[Source records]
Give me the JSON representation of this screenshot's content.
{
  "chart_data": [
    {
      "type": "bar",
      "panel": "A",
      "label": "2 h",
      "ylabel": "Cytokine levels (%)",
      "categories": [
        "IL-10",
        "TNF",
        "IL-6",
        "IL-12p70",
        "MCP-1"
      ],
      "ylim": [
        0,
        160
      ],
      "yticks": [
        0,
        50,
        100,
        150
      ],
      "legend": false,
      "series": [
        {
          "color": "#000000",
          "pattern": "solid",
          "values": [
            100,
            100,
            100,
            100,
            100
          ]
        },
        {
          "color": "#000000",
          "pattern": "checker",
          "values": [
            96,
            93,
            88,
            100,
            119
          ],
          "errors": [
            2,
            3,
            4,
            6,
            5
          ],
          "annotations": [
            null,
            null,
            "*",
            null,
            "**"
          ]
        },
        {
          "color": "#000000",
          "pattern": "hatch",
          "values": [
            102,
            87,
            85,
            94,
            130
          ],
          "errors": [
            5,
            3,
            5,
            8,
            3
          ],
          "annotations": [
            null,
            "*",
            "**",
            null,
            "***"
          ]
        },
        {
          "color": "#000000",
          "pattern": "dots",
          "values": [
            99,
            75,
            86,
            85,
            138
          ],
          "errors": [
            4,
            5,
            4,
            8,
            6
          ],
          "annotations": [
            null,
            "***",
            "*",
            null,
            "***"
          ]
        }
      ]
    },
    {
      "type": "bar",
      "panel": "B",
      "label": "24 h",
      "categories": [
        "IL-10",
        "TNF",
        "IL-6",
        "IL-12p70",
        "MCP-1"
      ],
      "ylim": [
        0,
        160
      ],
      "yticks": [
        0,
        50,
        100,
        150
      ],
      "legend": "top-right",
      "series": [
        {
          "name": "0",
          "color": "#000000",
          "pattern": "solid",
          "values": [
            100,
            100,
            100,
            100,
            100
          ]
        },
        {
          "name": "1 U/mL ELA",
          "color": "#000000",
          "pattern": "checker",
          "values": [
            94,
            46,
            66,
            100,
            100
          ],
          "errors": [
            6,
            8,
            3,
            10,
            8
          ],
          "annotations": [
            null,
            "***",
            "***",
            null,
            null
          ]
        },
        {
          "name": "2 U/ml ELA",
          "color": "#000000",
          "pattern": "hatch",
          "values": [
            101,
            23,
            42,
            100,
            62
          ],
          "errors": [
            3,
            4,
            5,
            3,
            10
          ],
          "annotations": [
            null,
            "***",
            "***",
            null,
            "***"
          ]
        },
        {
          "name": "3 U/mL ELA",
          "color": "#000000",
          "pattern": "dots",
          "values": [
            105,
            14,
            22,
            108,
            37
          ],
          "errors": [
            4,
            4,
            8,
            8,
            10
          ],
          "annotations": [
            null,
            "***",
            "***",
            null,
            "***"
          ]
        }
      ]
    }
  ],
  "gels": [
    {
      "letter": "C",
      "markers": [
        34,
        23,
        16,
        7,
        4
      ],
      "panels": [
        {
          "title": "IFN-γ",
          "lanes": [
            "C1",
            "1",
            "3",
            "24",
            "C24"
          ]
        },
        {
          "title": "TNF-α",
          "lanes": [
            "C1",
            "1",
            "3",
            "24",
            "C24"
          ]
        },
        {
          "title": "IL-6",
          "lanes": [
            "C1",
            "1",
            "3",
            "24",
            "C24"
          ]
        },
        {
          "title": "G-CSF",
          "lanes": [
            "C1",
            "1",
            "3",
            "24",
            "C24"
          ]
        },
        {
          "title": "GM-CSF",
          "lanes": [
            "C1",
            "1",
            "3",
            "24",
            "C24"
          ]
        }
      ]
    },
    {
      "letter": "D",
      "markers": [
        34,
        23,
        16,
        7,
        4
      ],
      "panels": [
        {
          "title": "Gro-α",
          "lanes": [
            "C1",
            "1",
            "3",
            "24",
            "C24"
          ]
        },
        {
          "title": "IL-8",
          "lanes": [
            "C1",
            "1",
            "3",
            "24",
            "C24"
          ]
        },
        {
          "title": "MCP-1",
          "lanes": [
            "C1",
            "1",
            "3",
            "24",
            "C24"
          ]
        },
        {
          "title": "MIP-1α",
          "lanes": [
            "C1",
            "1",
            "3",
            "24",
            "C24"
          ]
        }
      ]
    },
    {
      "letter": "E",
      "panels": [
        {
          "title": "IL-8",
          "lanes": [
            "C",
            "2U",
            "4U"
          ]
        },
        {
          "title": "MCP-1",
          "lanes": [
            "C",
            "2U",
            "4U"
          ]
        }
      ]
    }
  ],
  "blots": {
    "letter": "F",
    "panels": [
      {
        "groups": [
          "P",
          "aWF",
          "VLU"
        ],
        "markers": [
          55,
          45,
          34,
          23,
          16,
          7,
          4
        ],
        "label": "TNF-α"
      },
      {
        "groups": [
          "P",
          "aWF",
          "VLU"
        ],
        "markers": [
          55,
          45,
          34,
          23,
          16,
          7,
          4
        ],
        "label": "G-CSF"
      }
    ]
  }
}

What the task asks: Gather each line from the listing above that holds "title".

Solution:
          "title": "IFN-γ",
          "title": "TNF-α",
          "title": "IL-6",
          "title": "G-CSF",
          "title": "GM-CSF",
          "title": "Gro-α",
          "title": "IL-8",
          "title": "MCP-1",
          "title": "MIP-1α",
          "title": "IL-8",
          "title": "MCP-1",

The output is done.